■ **THE TASK**
Leave every picture out and write out the records below exactly.

------------------------------------

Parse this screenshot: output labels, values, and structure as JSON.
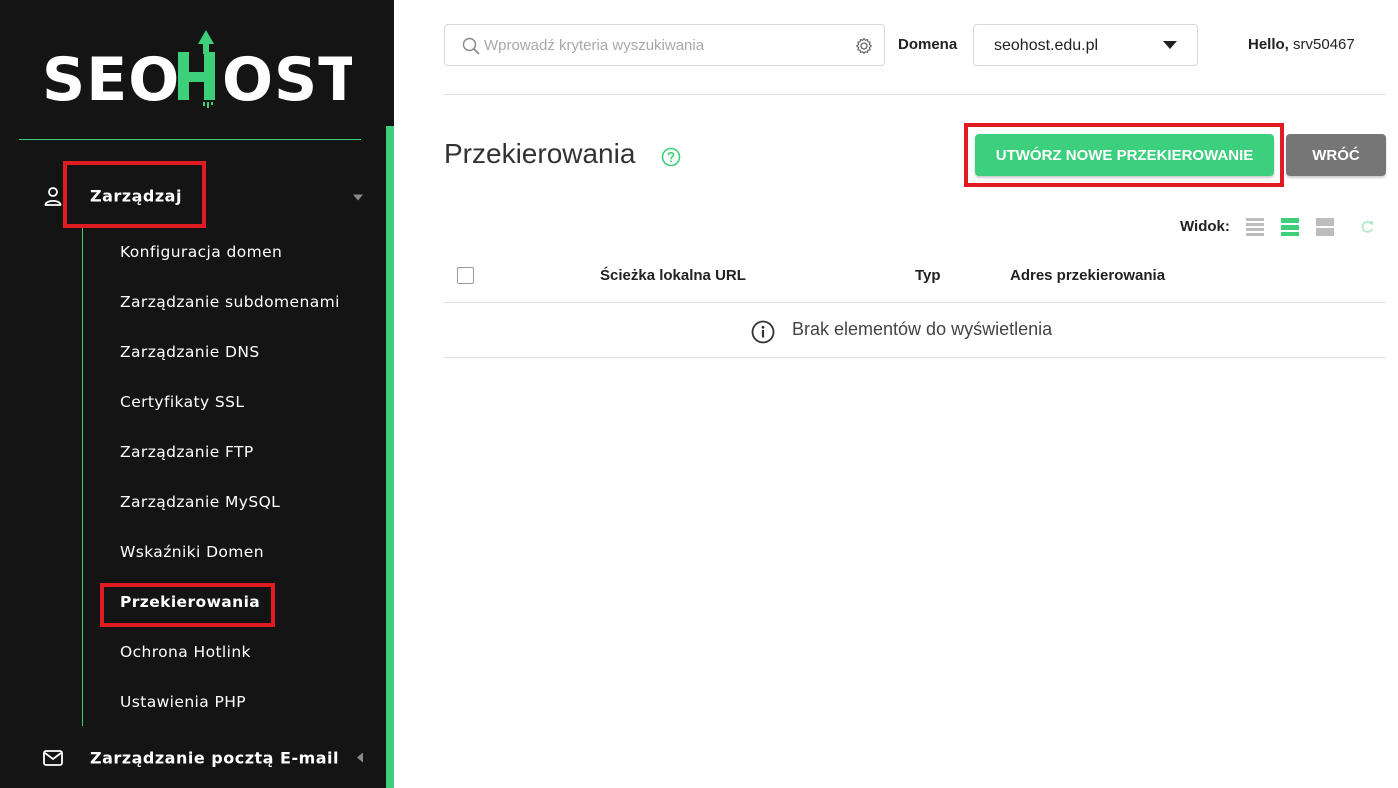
{
  "brand": {
    "name": "SEOHOST",
    "accent_color": "#3ecf7a",
    "highlight_color": "#e11b22"
  },
  "sidebar": {
    "group_manage": {
      "label": "Zarządzaj",
      "icon": "user-icon",
      "expanded": true
    },
    "items": [
      {
        "label": "Konfiguracja domen"
      },
      {
        "label": "Zarządzanie subdomenami"
      },
      {
        "label": "Zarządzanie DNS"
      },
      {
        "label": "Certyfikaty SSL"
      },
      {
        "label": "Zarządzanie FTP"
      },
      {
        "label": "Zarządzanie MySQL"
      },
      {
        "label": "Wskaźniki Domen"
      },
      {
        "label": "Przekierowania",
        "active": true
      },
      {
        "label": "Ochrona Hotlink"
      },
      {
        "label": "Ustawienia PHP"
      }
    ],
    "group_email": {
      "label": "Zarządzanie pocztą E-mail",
      "icon": "mail-icon",
      "expanded": false
    }
  },
  "topbar": {
    "search_placeholder": "Wprowadź kryteria wyszukiwania",
    "search_value": "",
    "domain_label": "Domena",
    "domain_value": "seohost.edu.pl",
    "hello_prefix": "Hello,",
    "username": "srv50467"
  },
  "page": {
    "title": "Przekierowania",
    "create_button": "UTWÓRZ NOWE PRZEKIEROWANIE",
    "back_button": "WRÓĆ",
    "view_label": "Widok:"
  },
  "table": {
    "columns": [
      "Ścieżka lokalna URL",
      "Typ",
      "Adres przekierowania"
    ],
    "rows": [],
    "empty_message": "Brak elementów do wyświetlenia"
  }
}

------------------------------------

■ **EXERCISE RESULT**
Parse this screenshot: output labels, values, and structure as JSON.
{
  "brand": {
    "name": "SEOHOST",
    "accent_color": "#3ecf7a",
    "highlight_color": "#e11b22"
  },
  "sidebar": {
    "group_manage": {
      "label": "Zarządzaj",
      "icon": "user-icon",
      "expanded": true
    },
    "items": [
      {
        "label": "Konfiguracja domen"
      },
      {
        "label": "Zarządzanie subdomenami"
      },
      {
        "label": "Zarządzanie DNS"
      },
      {
        "label": "Certyfikaty SSL"
      },
      {
        "label": "Zarządzanie FTP"
      },
      {
        "label": "Zarządzanie MySQL"
      },
      {
        "label": "Wskaźniki Domen"
      },
      {
        "label": "Przekierowania",
        "active": true
      },
      {
        "label": "Ochrona Hotlink"
      },
      {
        "label": "Ustawienia PHP"
      }
    ],
    "group_email": {
      "label": "Zarządzanie pocztą E-mail",
      "icon": "mail-icon",
      "expanded": false
    }
  },
  "topbar": {
    "search_placeholder": "Wprowadź kryteria wyszukiwania",
    "search_value": "",
    "domain_label": "Domena",
    "domain_value": "seohost.edu.pl",
    "hello_prefix": "Hello,",
    "username": "srv50467"
  },
  "page": {
    "title": "Przekierowania",
    "create_button": "UTWÓRZ NOWE PRZEKIEROWANIE",
    "back_button": "WRÓĆ",
    "view_label": "Widok:"
  },
  "table": {
    "columns": [
      "Ścieżka lokalna URL",
      "Typ",
      "Adres przekierowania"
    ],
    "rows": [],
    "empty_message": "Brak elementów do wyświetlenia"
  }
}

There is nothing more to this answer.